**AIM OF THE TASK**
Copy out every line that contains the word "players".

**GIVEN RECORDS**
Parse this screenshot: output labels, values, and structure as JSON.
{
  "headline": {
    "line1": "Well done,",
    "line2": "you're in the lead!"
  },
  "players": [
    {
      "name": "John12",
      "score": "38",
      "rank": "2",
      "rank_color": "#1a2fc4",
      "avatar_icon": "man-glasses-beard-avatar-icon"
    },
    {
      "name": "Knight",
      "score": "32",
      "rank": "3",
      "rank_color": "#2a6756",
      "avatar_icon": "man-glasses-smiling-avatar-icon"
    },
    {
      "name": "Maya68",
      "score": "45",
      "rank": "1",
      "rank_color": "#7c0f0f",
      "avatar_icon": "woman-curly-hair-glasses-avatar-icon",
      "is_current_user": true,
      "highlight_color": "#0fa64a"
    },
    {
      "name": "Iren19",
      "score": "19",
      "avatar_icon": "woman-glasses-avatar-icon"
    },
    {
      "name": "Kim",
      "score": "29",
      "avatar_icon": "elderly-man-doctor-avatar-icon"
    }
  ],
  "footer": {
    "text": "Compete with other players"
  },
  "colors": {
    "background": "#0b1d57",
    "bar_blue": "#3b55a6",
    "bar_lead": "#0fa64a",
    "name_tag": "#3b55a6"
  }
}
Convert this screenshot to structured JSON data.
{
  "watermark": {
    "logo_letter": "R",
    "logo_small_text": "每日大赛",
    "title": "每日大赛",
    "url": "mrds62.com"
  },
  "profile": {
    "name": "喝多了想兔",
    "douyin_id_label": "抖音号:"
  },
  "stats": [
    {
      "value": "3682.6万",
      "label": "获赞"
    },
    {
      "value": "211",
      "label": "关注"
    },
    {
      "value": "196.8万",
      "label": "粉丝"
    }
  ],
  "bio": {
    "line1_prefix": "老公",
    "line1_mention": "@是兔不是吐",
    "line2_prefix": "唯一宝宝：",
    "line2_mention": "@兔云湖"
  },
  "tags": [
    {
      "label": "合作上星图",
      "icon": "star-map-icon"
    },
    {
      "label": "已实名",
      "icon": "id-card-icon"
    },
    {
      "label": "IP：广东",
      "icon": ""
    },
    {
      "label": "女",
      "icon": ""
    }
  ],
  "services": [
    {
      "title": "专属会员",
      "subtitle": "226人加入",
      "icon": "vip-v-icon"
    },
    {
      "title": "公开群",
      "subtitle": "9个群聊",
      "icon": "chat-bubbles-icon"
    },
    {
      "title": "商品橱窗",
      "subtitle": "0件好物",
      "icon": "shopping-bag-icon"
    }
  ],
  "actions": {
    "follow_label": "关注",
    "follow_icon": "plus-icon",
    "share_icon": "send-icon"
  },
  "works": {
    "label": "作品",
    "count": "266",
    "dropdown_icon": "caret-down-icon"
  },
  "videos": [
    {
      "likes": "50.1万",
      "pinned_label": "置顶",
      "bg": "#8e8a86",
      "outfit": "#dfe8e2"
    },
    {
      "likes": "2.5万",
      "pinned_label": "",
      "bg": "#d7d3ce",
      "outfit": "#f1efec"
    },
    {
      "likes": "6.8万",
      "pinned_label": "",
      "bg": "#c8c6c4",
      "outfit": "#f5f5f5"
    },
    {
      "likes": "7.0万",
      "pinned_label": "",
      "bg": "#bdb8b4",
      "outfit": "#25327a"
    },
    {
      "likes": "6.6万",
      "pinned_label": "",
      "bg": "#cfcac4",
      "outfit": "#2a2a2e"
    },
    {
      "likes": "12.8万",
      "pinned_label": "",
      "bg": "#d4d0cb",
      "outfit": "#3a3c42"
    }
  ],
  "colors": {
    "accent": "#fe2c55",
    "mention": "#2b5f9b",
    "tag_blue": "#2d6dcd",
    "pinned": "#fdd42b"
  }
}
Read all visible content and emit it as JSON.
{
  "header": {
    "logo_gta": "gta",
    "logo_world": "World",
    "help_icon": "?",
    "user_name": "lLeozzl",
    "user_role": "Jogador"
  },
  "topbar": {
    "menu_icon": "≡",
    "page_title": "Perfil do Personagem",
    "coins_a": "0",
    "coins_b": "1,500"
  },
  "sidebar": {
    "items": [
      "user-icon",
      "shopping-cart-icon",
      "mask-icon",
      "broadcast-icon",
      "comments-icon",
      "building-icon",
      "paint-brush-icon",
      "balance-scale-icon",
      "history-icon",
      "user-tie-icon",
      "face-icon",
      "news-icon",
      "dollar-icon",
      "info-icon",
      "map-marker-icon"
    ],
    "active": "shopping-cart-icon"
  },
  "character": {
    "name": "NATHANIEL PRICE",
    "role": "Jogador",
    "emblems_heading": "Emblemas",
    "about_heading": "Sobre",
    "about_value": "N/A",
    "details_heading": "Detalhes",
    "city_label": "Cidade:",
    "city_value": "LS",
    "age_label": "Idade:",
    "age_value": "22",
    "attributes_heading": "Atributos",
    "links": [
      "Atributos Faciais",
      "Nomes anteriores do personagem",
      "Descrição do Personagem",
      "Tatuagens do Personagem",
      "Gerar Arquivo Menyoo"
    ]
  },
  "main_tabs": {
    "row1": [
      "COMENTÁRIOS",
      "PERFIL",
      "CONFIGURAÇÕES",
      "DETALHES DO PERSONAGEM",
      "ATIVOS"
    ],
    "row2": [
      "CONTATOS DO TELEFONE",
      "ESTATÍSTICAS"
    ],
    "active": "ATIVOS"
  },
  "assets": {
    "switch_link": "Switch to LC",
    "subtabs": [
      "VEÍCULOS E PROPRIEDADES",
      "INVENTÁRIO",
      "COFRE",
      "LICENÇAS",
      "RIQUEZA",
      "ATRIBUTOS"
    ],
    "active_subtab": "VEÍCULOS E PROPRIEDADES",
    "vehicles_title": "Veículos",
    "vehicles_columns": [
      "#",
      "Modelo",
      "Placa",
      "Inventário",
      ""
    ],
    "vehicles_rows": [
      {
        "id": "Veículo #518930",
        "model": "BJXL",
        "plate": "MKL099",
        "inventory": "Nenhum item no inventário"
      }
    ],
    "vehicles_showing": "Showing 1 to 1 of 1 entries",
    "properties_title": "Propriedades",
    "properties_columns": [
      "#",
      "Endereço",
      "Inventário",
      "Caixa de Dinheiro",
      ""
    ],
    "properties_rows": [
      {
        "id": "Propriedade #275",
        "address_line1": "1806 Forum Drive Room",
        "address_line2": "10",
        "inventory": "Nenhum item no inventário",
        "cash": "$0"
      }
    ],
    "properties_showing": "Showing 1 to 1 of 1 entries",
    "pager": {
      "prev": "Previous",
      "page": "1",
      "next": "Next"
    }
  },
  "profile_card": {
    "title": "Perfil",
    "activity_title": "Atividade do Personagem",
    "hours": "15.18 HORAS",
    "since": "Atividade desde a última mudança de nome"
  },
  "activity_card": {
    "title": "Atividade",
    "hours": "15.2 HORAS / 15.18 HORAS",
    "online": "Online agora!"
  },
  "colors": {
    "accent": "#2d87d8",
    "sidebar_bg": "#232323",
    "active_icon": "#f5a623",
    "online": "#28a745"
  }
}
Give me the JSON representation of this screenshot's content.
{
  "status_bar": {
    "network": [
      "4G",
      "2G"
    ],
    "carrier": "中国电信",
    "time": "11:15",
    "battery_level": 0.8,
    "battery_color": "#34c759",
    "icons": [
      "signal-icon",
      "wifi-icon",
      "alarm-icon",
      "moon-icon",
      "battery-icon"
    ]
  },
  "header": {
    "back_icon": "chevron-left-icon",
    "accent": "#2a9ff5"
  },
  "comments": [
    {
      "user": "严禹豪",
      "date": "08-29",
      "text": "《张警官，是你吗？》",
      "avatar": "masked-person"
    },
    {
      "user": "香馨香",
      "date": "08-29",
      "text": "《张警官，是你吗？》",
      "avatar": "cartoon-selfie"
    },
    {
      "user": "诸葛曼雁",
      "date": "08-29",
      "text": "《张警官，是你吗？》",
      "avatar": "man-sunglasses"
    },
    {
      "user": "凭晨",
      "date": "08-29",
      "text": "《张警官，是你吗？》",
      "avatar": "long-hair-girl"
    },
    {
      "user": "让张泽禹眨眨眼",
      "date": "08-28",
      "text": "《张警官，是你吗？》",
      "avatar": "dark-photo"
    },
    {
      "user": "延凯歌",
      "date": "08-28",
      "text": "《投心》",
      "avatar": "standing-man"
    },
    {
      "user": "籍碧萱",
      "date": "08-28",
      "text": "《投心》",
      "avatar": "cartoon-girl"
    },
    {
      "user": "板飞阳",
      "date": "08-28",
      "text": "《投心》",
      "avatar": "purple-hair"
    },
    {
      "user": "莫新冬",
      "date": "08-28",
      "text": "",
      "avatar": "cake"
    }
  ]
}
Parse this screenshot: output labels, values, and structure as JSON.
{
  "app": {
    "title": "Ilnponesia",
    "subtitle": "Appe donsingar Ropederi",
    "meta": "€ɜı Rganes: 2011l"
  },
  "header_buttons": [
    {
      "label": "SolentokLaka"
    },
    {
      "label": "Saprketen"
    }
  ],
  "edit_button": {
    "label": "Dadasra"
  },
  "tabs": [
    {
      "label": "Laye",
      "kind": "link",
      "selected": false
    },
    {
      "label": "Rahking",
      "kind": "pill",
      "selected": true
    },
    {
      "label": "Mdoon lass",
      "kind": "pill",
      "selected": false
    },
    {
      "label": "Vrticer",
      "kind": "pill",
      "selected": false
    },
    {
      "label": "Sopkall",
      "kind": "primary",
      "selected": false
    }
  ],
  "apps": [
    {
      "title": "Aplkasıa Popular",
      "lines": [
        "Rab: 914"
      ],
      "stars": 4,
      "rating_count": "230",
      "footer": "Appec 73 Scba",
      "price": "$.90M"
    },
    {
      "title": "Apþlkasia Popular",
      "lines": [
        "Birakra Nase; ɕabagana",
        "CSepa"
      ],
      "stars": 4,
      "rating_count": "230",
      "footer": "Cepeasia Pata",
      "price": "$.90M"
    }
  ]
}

**RESULT FOR THIS TASK**
  "players": [
    "text": "Compete with other players"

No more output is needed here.